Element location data
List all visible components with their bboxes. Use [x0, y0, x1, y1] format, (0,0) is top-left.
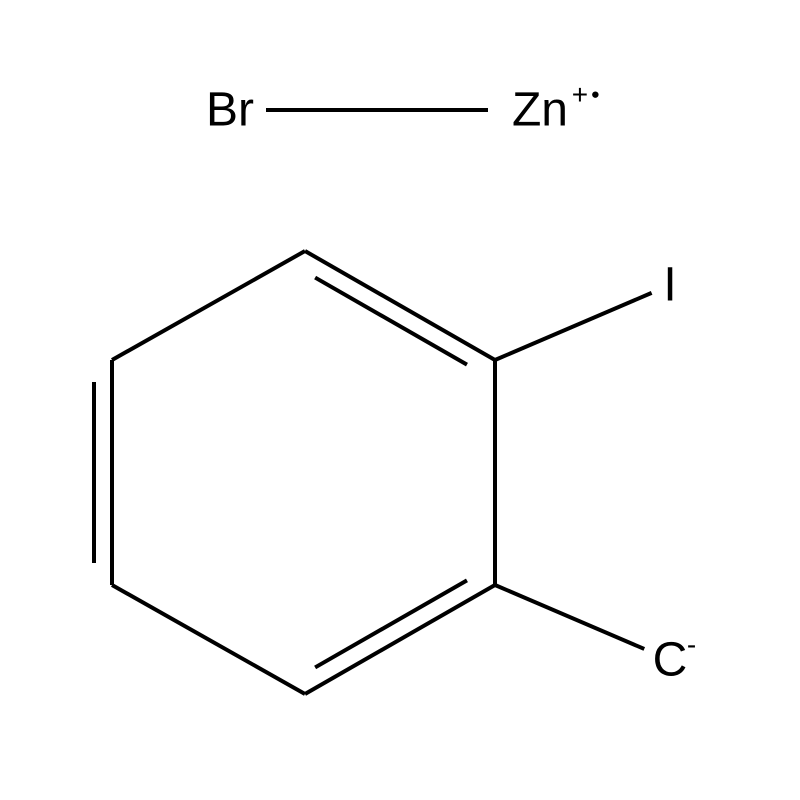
atom-Zn: Zn+ [512, 79, 599, 136]
svg-text:C: C [653, 634, 688, 687]
atom-Br: Br [206, 84, 254, 137]
svg-text:Br: Br [206, 84, 254, 137]
svg-text:Zn: Zn [512, 84, 568, 137]
molecule-diagram: Br Zn+ I C- [0, 0, 800, 800]
atom-I: I [663, 259, 676, 312]
svg-text:-: - [687, 629, 696, 660]
svg-text:I: I [663, 259, 676, 312]
svg-text:+: + [572, 79, 588, 110]
atom-C: C- [653, 629, 697, 686]
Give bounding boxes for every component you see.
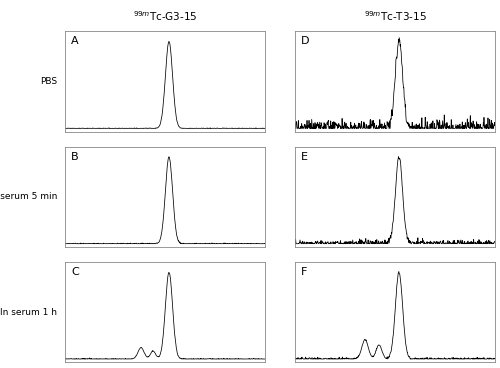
- Text: $^{99m}$Tc-G3-15: $^{99m}$Tc-G3-15: [132, 9, 198, 22]
- Text: In serum 1 h: In serum 1 h: [0, 308, 58, 317]
- Text: F: F: [301, 267, 308, 277]
- Text: E: E: [301, 152, 308, 162]
- Text: In serum 5 min: In serum 5 min: [0, 192, 58, 201]
- Text: $^{99m}$Tc-T3-15: $^{99m}$Tc-T3-15: [364, 9, 426, 22]
- Text: PBS: PBS: [40, 77, 58, 86]
- Text: D: D: [301, 36, 310, 46]
- Text: A: A: [71, 36, 78, 46]
- Text: B: B: [71, 152, 78, 162]
- Text: C: C: [71, 267, 79, 277]
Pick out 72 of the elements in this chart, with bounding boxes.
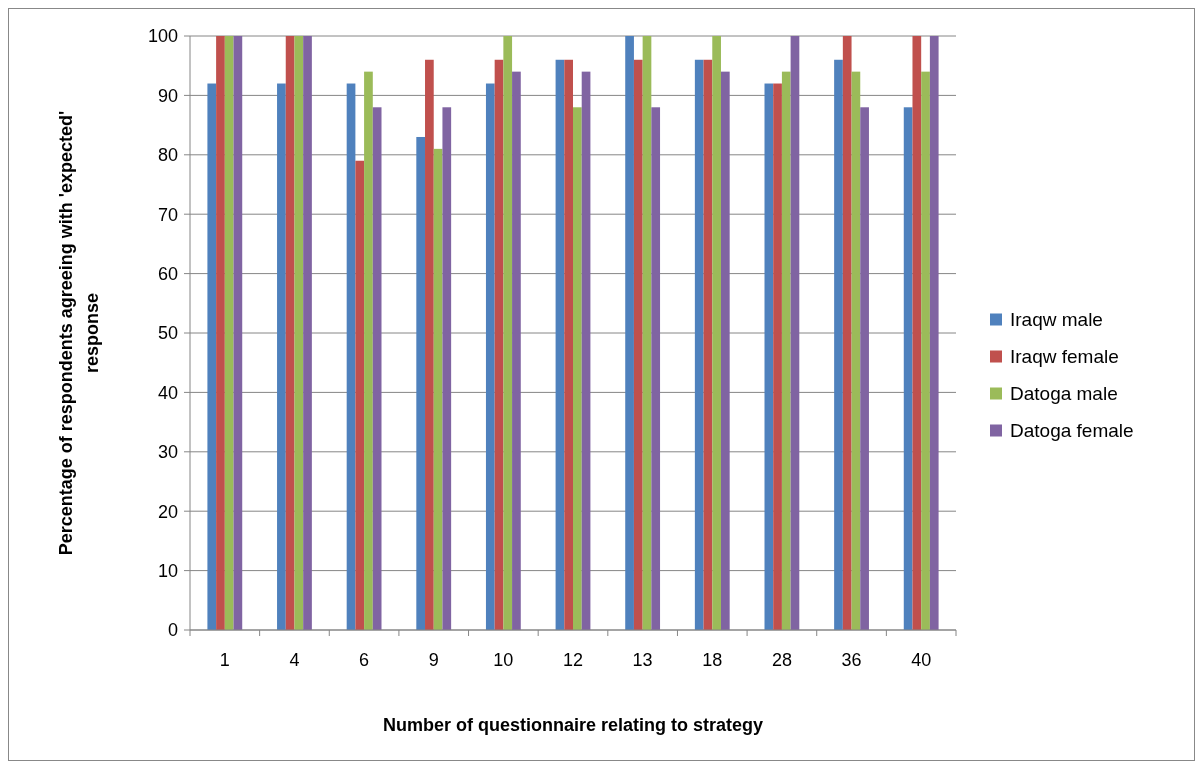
x-tick-label: 6 [359, 650, 370, 670]
x-tick-label: 10 [493, 650, 514, 670]
bar [842, 36, 852, 630]
bar [703, 59, 713, 630]
x-tick-label: 13 [632, 650, 653, 670]
x-axis-title: Number of questionnaire relating to strategy [382, 715, 764, 735]
bar [485, 83, 495, 630]
y-tick-label: 90 [157, 85, 178, 106]
bar [277, 83, 286, 630]
bar [372, 107, 382, 630]
bar [781, 71, 791, 630]
bar [224, 36, 234, 630]
x-tick-label: 40 [911, 650, 932, 670]
bar [442, 107, 452, 630]
legend-label: Datoga male [1010, 383, 1118, 405]
x-tick-label: 18 [702, 650, 723, 670]
legend-label: Iraqw female [1010, 346, 1119, 368]
y-tick-label: 10 [157, 560, 178, 581]
y-axis-title: Percentage of respondents agreeing with 'expected' response [56, 110, 102, 556]
bar [364, 71, 373, 630]
bar [921, 71, 930, 630]
bar [494, 59, 504, 630]
y-tick-label: 40 [157, 382, 178, 403]
bar [851, 71, 861, 630]
bar [512, 71, 521, 630]
bar [694, 59, 704, 630]
bar [294, 36, 304, 630]
x-tick-label: 4 [289, 650, 300, 670]
legend-label: Iraqw male [1010, 309, 1103, 331]
bar [425, 59, 434, 630]
bar [712, 36, 721, 630]
bar [860, 107, 869, 630]
bar [581, 71, 591, 630]
x-tick-label: 28 [771, 650, 792, 670]
bar [433, 148, 443, 630]
x-tick-label: 12 [562, 650, 584, 670]
y-tick-label: 30 [157, 442, 178, 463]
legend-label: Datoga female [1010, 420, 1134, 442]
bar [216, 36, 225, 630]
y-tick-label: 50 [157, 323, 178, 344]
bar [233, 36, 243, 630]
bar [834, 59, 843, 630]
x-tick-label: 36 [841, 650, 862, 670]
y-tick-label: 80 [157, 145, 178, 166]
bar [207, 83, 217, 630]
bar [564, 59, 573, 630]
bar [903, 107, 913, 630]
bar [633, 59, 643, 630]
bar [929, 36, 939, 630]
bar [346, 83, 356, 630]
bar [764, 83, 774, 630]
bar [651, 107, 661, 630]
bar [573, 107, 582, 630]
bar [503, 36, 513, 630]
bar [303, 36, 312, 630]
bar [625, 36, 634, 630]
bar [912, 36, 922, 630]
bar [720, 71, 730, 630]
y-tick-label: 0 [167, 620, 178, 641]
y-tick-label: 100 [147, 26, 178, 47]
x-tick-label: 9 [428, 650, 439, 670]
y-tick-label: 70 [157, 204, 178, 225]
bar [790, 36, 800, 630]
bar [355, 160, 365, 630]
bar [416, 136, 426, 630]
bar [642, 36, 652, 630]
y-tick-label: 20 [157, 501, 178, 522]
x-tick-label: 1 [219, 650, 230, 670]
bar [555, 59, 565, 630]
bar [285, 36, 295, 630]
bar [773, 83, 782, 630]
y-tick-label: 60 [157, 263, 178, 284]
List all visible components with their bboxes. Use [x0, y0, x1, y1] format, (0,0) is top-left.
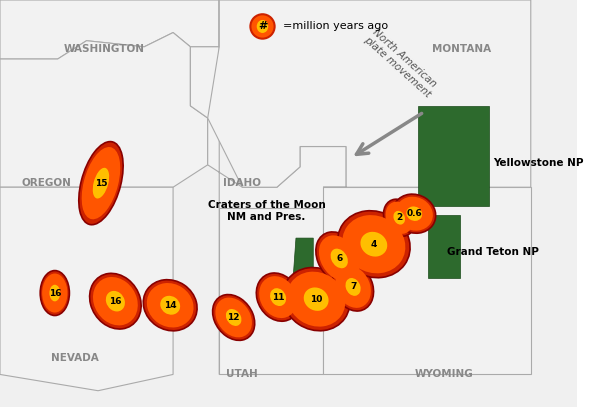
Ellipse shape: [331, 249, 348, 268]
Ellipse shape: [106, 291, 125, 311]
Text: =million years ago: =million years ago: [283, 22, 388, 31]
Ellipse shape: [394, 211, 405, 225]
Ellipse shape: [335, 266, 371, 308]
Ellipse shape: [42, 274, 68, 313]
Ellipse shape: [256, 273, 300, 321]
Ellipse shape: [270, 288, 286, 306]
Text: 14: 14: [164, 301, 176, 310]
Text: 7: 7: [350, 282, 356, 291]
Text: WASHINGTON: WASHINGTON: [64, 44, 145, 54]
Polygon shape: [0, 0, 219, 59]
Text: #: #: [258, 22, 267, 31]
Ellipse shape: [287, 271, 346, 327]
Polygon shape: [293, 238, 313, 285]
Text: 0.6: 0.6: [406, 209, 422, 218]
Polygon shape: [418, 106, 489, 206]
Ellipse shape: [160, 296, 180, 315]
Polygon shape: [208, 0, 531, 187]
Text: 16: 16: [109, 297, 122, 306]
Ellipse shape: [361, 232, 387, 256]
Ellipse shape: [395, 197, 433, 231]
Ellipse shape: [319, 235, 359, 282]
Polygon shape: [190, 0, 346, 374]
Ellipse shape: [226, 309, 241, 326]
Text: Yellowstone NP: Yellowstone NP: [493, 158, 584, 168]
FancyBboxPatch shape: [0, 0, 577, 407]
Text: 12: 12: [227, 313, 240, 322]
Ellipse shape: [386, 201, 413, 234]
Ellipse shape: [250, 14, 275, 39]
Ellipse shape: [343, 215, 406, 274]
Text: 11: 11: [272, 293, 284, 302]
Ellipse shape: [332, 263, 374, 311]
Ellipse shape: [383, 199, 415, 236]
Ellipse shape: [93, 168, 109, 199]
Polygon shape: [0, 33, 208, 187]
Ellipse shape: [257, 20, 268, 33]
Ellipse shape: [393, 194, 436, 233]
Ellipse shape: [82, 147, 120, 219]
Polygon shape: [0, 187, 173, 391]
Ellipse shape: [79, 142, 123, 225]
Ellipse shape: [147, 283, 194, 328]
Ellipse shape: [338, 211, 410, 278]
Text: Grand Teton NP: Grand Teton NP: [447, 247, 539, 257]
Ellipse shape: [89, 274, 141, 329]
Text: NEVADA: NEVADA: [51, 353, 99, 363]
Ellipse shape: [406, 206, 422, 221]
Polygon shape: [323, 187, 531, 374]
Ellipse shape: [283, 267, 350, 331]
Ellipse shape: [143, 280, 197, 331]
Ellipse shape: [304, 287, 329, 311]
Polygon shape: [428, 215, 460, 278]
Text: 6: 6: [336, 254, 343, 263]
Ellipse shape: [316, 232, 362, 285]
Text: OREGON: OREGON: [21, 178, 71, 188]
Ellipse shape: [259, 276, 297, 318]
Ellipse shape: [49, 285, 60, 301]
Text: MONTANA: MONTANA: [432, 44, 491, 54]
Text: 4: 4: [371, 240, 377, 249]
Text: 15: 15: [95, 179, 107, 188]
Text: 2: 2: [396, 213, 403, 222]
Ellipse shape: [346, 278, 361, 296]
Text: 16: 16: [49, 289, 61, 298]
Text: North American
plate movement: North American plate movement: [362, 26, 440, 100]
Ellipse shape: [215, 298, 252, 337]
Text: WYOMING: WYOMING: [415, 370, 473, 379]
Polygon shape: [219, 208, 323, 374]
Text: IDAHO: IDAHO: [223, 178, 262, 188]
Text: 10: 10: [310, 295, 322, 304]
Ellipse shape: [212, 295, 255, 340]
Text: Craters of the Moon
NM and Pres.: Craters of the Moon NM and Pres.: [208, 200, 325, 222]
Text: UTAH: UTAH: [226, 370, 258, 379]
Ellipse shape: [40, 271, 70, 315]
Ellipse shape: [93, 277, 138, 325]
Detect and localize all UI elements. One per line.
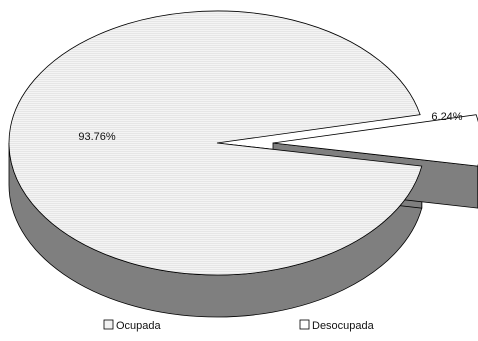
legend-label-desocupada: Desocupada <box>312 320 375 332</box>
slice-ocupada <box>8 10 423 276</box>
slice-label-desocupada: 6.24% <box>431 111 462 123</box>
slice-label-ocupada: 93.76% <box>78 131 116 143</box>
legend-swatch-ocupada <box>103 319 114 330</box>
legend: Ocupada Desocupada <box>103 319 375 332</box>
legend-swatch-desocupada <box>299 319 310 330</box>
legend-label-ocupada: Ocupada <box>116 320 162 332</box>
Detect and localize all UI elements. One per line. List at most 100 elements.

■ WHAT TO DO: Count how many lines in the listing contain the word "elements", treating uppercase and lowercase letters as different. Give only the number.

■ COMPLETE RESPONSE: 3